__What this task involves__.
Without the pictures, set down every line of the data exactly.

__Data shown__.
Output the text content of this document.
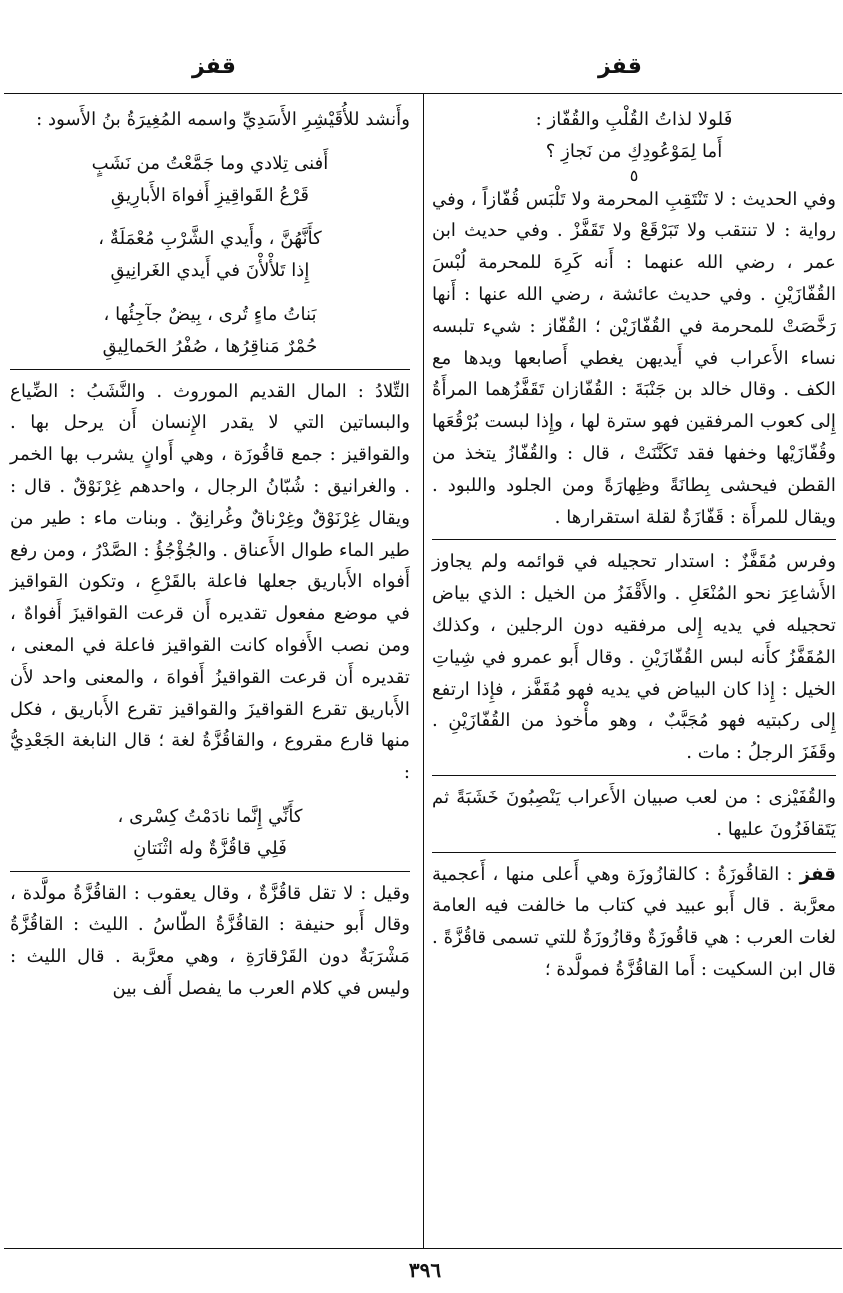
قفز
قفز

فَلولا لذاتُ القُلْبِ والقُفّاز :

أَما لِمَوْعُودِكِ من نَجازِ ؟

٥

وفي الحديث : لا تَنْتَقِبِ المحرمة ولا تَلْبَس قُفّازاً ، وفي رواية : لا تنتقب ولا تَبَرْقَعْ ولا تَقَفَّزْ . وفي حديث ابن عمر ، رضي الله عنهما : أَنه كَرِهَ للمحرمة لُبْسَ القُفّازَيْنِ . وفي حديث عائشة ، رضي الله عنها : أَنها رَخَّصَتْ للمحرمة في القُفّازَيْن ؛ القُفّاز : شيء تلبسه نساء الأَعراب في أَيديهن يغطي أَصابعها ويدها مع الكف . وقال خالد بن جَنْبَةَ : القُفّازان تَقَفَّزُهما المرأَةُ إِلى كعوب المرفقين فهو سترة لها ، وإِذا لبست بُرْقُعَها وقُفّازَيْها وخفها فقد تَكَنَّنَتْ ، قال : والقُفّازُ يتخذ من القطن فيحشى بِطانَةً وظِهارَةً ومن الجلود واللبود . ويقال للمرأَة : قَفّازَةٌ لقلة استقرارها .

وفرس مُقَفَّزٌ : استدار تحجيله في قوائمه ولم يجاوز الأَشاعِرَ نحو المُنْعَلِ . والأَقْفَزُ من الخيل : الذي بياض تحجيله في يديه إِلى مرفقيه دون الرجلين ، وكذلك المُقَفَّزُ كأَنه لبس القُفّازَيْنِ . وقال أَبو عمرو في شِياتِ الخيل : إِذا كان البياض في يديه فهو مُقَفَّز ، فإِذا ارتفع إِلى ركبتيه فهو مُجَبَّبٌ ، وهو مأْخوذ من القُفّازَيْنِ . وقَفَزَ الرجلُ : مات .

والقُفَيْزى : من لعب صبيان الأَعراب يَنْصِبُونَ خَشَبَةً ثم يَتَقافَزُونَ عليها .

قفز : القاقُوزَةُ : كالقازُوزَة وهي أَعلى منها ، أَعجمية معرَّبة . قال أَبو عبيد في كتاب ما خالفت فيه العامة لغات العرب : هي قاقُوزَةٌ وقازُوزَةٌ للتي تسمى قاقُزَّةً . قال ابن السكيت : أَما القاقُزَّةُ فمولَّدة ؛

وأَنشد للأُقَيْشِرِ الأَسَدِيِّ واسمه المُغِيرَةُ بنُ الأَسود :

أَفنى تِلادي وما جَمَّعْتُ من نَشَبٍ

قَرْعُ القَواقِيزِ أَفواهَ الأَبارِيقِ

كأَنَّهُنَّ ، وأَيدي الشَّرْبِ مُعْمَلَةٌ ،

إِذا تَلأْلأْنَ في أَيدي الغَرانِيقِ

بَناتُ ماءٍ تُرى ، بِيضٌ جآجِئُها ،

حُمْرٌ مَناقِرُها ، صُفْرُ الحَمالِيقِ

التِّلادُ : المال القديم الموروث . والنَّشَبُ : الضِّياع والبساتين التي لا يقدر الإِنسان أَن يرحل بها . والقواقيز : جمع قاقُوزَة ، وهي أَوانٍ يشرب بها الخمر . والغرانيق : شُبّانُ الرجال ، واحدهم غِرْنَوْقٌ . قال : ويقال غِرْنَوْقٌ وغِرْناقٌ وغُرانِقٌ . وبنات ماء : طير من طير الماء طوال الأَعناق . والجُؤْجُؤُ : الصَّدْرُ ، ومن رفع أَفواه الأَباريق جعلها فاعلة بالقَرْعِ ، وتكون القواقيز في موضع مفعول تقديره أَن قرعت القواقيزَ أَفواهٌ ، ومن نصب الأَفواه كانت القواقيز فاعلة في المعنى ، تقديره أَن قرعت القواقيزُ أَفواهَ ، والمعنى واحد لأَن الأَباريق تقرع القواقيزَ والقواقيز تقرع الأَباريق ، فكل منها قارع مقروع ، والقاقُزَّةُ لغة ؛ قال النابغة الجَعْدِيُّ :

كأَنِّي إِنَّما نادَمْتُ كِسْرى ،

فَلِي قاقُزَّةٌ وله اثْنَتانِ

وقيل : لا تقل قاقُزَّةٌ ، وقال يعقوب : القاقُزَّةُ مولَّدة ، وقال أَبو حنيفة : القاقُزَّةُ الطّاسُ . الليث : القاقُزَّةُ مَشْرَبَةٌ دون القَرْقارَةِ ، وهي معرَّبة . قال الليث : وليس في كلام العرب ما يفصل أَلف بين

٣٩٦
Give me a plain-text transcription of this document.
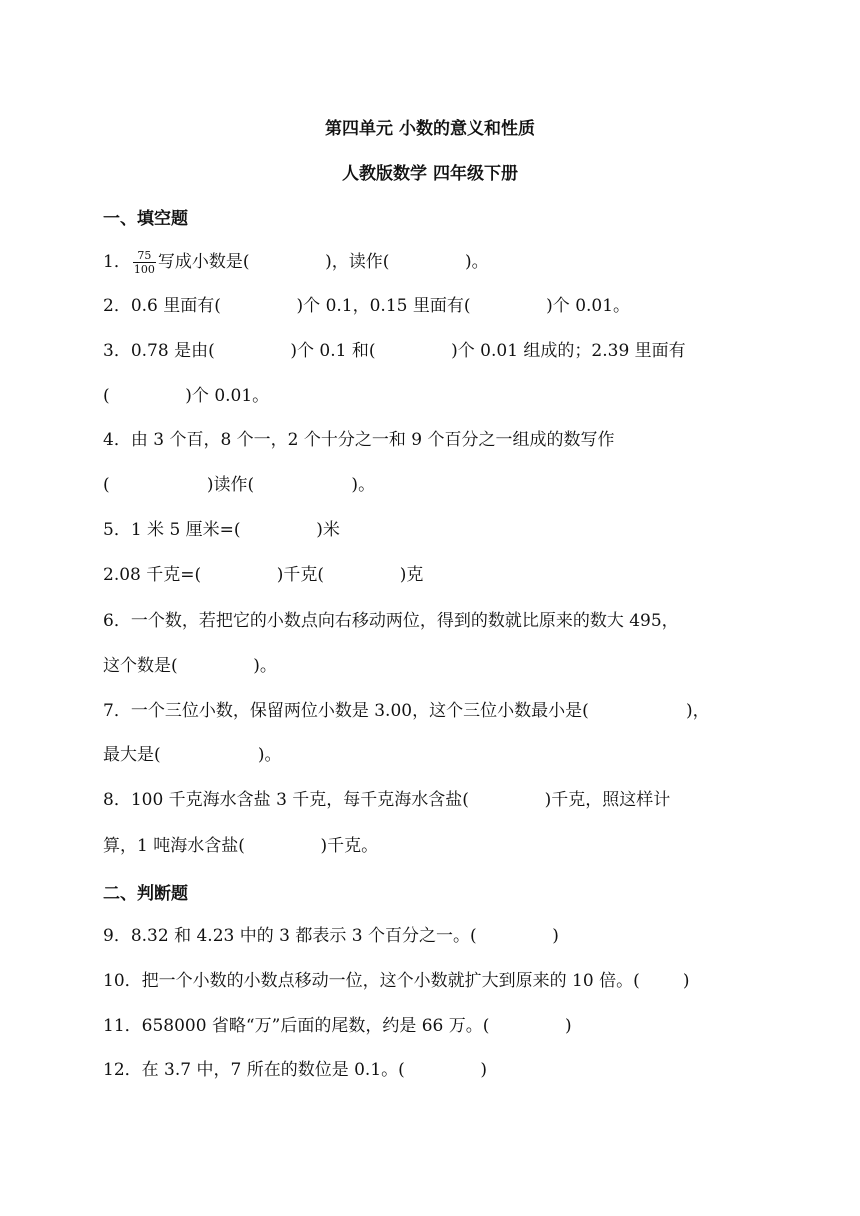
第四单元 小数的意义和性质
人教版数学 四年级下册
一、填空题
1． $\frac{75}{100}$ 写成小数是(              )，读作(              )。
2．0.6 里面有(              )个 0.1，0.15 里面有(              )个 0.01。
3．0.78 是由(              )个 0.1 和(              )个 0.01 组成的；2.39 里面有
(              )个 0.01。
4．由 3 个百，8 个一，2 个十分之一和 9 个百分之一组成的数写作
(                  )读作(                  )。
5．1 米 5 厘米=(              )米
2.08 千克=(              )千克(              )克
6．一个数，若把它的小数点向右移动两位，得到的数就比原来的数大 495，
这个数是(              )。
7．一个三位小数，保留两位小数是 3.00，这个三位小数最小是(                  )，
最大是(                  )。
8．100 千克海水含盐 3 千克，每千克海水含盐(              )千克，照这样计
算，1 吨海水含盐(              )千克。
二、判断题
9．8.32 和 4.23 中的 3 都表示 3 个百分之一。(              )
10．把一个小数的小数点移动一位，这个小数就扩大到原来的 10 倍。(        )
11．658000 省略“万”后面的尾数，约是 66 万。(              )
12．在 3.7 中，7 所在的数位是 0.1。(              )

__Answer to this problem__.
Output the text content of this document.
قفز
قفز

فَلولا لذاتُ القُلْبِ والقُفّاز :

أَما لِمَوْعُودِكِ من نَجازِ ؟

٥

وفي الحديث : لا تَنْتَقِبِ المحرمة ولا تَلْبَس قُفّازاً ، وفي رواية : لا تنتقب ولا تَبَرْقَعْ ولا تَقَفَّزْ . وفي حديث ابن عمر ، رضي الله عنهما : أَنه كَرِهَ للمحرمة لُبْسَ القُفّازَيْنِ . وفي حديث عائشة ، رضي الله عنها : أَنها رَخَّصَتْ للمحرمة في القُفّازَيْن ؛ القُفّاز : شيء تلبسه نساء الأَعراب في أَيديهن يغطي أَصابعها ويدها مع الكف . وقال خالد بن جَنْبَةَ : القُفّازان تَقَفَّزُهما المرأَةُ إِلى كعوب المرفقين فهو سترة لها ، وإِذا لبست بُرْقُعَها وقُفّازَيْها وخفها فقد تَكَنَّنَتْ ، قال : والقُفّازُ يتخذ من القطن فيحشى بِطانَةً وظِهارَةً ومن الجلود واللبود . ويقال للمرأَة : قَفّازَةٌ لقلة استقرارها .

وفرس مُقَفَّزٌ : استدار تحجيله في قوائمه ولم يجاوز الأَشاعِرَ نحو المُنْعَلِ . والأَقْفَزُ من الخيل : الذي بياض تحجيله في يديه إِلى مرفقيه دون الرجلين ، وكذلك المُقَفَّزُ كأَنه لبس القُفّازَيْنِ . وقال أَبو عمرو في شِياتِ الخيل : إِذا كان البياض في يديه فهو مُقَفَّز ، فإِذا ارتفع إِلى ركبتيه فهو مُجَبَّبٌ ، وهو مأْخوذ من القُفّازَيْنِ . وقَفَزَ الرجلُ : مات .

والقُفَيْزى : من لعب صبيان الأَعراب يَنْصِبُونَ خَشَبَةً ثم يَتَقافَزُونَ عليها .

قفز : القاقُوزَةُ : كالقازُوزَة وهي أَعلى منها ، أَعجمية معرَّبة . قال أَبو عبيد في كتاب ما خالفت فيه العامة لغات العرب : هي قاقُوزَةٌ وقازُوزَةٌ للتي تسمى قاقُزَّةً . قال ابن السكيت : أَما القاقُزَّةُ فمولَّدة ؛

وأَنشد للأُقَيْشِرِ الأَسَدِيِّ واسمه المُغِيرَةُ بنُ الأَسود :

أَفنى تِلادي وما جَمَّعْتُ من نَشَبٍ

قَرْعُ القَواقِيزِ أَفواهَ الأَبارِيقِ

كأَنَّهُنَّ ، وأَيدي الشَّرْبِ مُعْمَلَةٌ ،

إِذا تَلأْلأْنَ في أَيدي الغَرانِيقِ

بَناتُ ماءٍ تُرى ، بِيضٌ جآجِئُها ،

حُمْرٌ مَناقِرُها ، صُفْرُ الحَمالِيقِ

التِّلادُ : المال القديم الموروث . والنَّشَبُ : الضِّياع والبساتين التي لا يقدر الإِنسان أَن يرحل بها . والقواقيز : جمع قاقُوزَة ، وهي أَوانٍ يشرب بها الخمر . والغرانيق : شُبّانُ الرجال ، واحدهم غِرْنَوْقٌ . قال : ويقال غِرْنَوْقٌ وغِرْناقٌ وغُرانِقٌ . وبنات ماء : طير من طير الماء طوال الأَعناق . والجُؤْجُؤُ : الصَّدْرُ ، ومن رفع أَفواه الأَباريق جعلها فاعلة بالقَرْعِ ، وتكون القواقيز في موضع مفعول تقديره أَن قرعت القواقيزَ أَفواهٌ ، ومن نصب الأَفواه كانت القواقيز فاعلة في المعنى ، تقديره أَن قرعت القواقيزُ أَفواهَ ، والمعنى واحد لأَن الأَباريق تقرع القواقيزَ والقواقيز تقرع الأَباريق ، فكل منها قارع مقروع ، والقاقُزَّةُ لغة ؛ قال النابغة الجَعْدِيُّ :

كأَنِّي إِنَّما نادَمْتُ كِسْرى ،

فَلِي قاقُزَّةٌ وله اثْنَتانِ

وقيل : لا تقل قاقُزَّةٌ ، وقال يعقوب : القاقُزَّةُ مولَّدة ، وقال أَبو حنيفة : القاقُزَّةُ الطّاسُ . الليث : القاقُزَّةُ مَشْرَبَةٌ دون القَرْقارَةِ ، وهي معرَّبة . قال الليث : وليس في كلام العرب ما يفصل أَلف بين

٣٩٦
Give me a plain-text transcription of this document.
第四单元 小数的意义和性质
人教版数学 四年级下册
一、填空题
1． $\frac{75}{100}$ 写成小数是(              )，读作(              )。
2．0.6 里面有(              )个 0.1，0.15 里面有(              )个 0.01。
3．0.78 是由(              )个 0.1 和(              )个 0.01 组成的；2.39 里面有
(              )个 0.01。
4．由 3 个百，8 个一，2 个十分之一和 9 个百分之一组成的数写作
(                  )读作(                  )。
5．1 米 5 厘米=(              )米
2.08 千克=(              )千克(              )克
6．一个数，若把它的小数点向右移动两位，得到的数就比原来的数大 495，
这个数是(              )。
7．一个三位小数，保留两位小数是 3.00，这个三位小数最小是(                  )，
最大是(                  )。
8．100 千克海水含盐 3 千克，每千克海水含盐(              )千克，照这样计
算，1 吨海水含盐(              )千克。
二、判断题
9．8.32 和 4.23 中的 3 都表示 3 个百分之一。(              )
10．把一个小数的小数点移动一位，这个小数就扩大到原来的 10 倍。(        )
11．658000 省略“万”后面的尾数，约是 66 万。(              )
12．在 3.7 中，7 所在的数位是 0.1。(              )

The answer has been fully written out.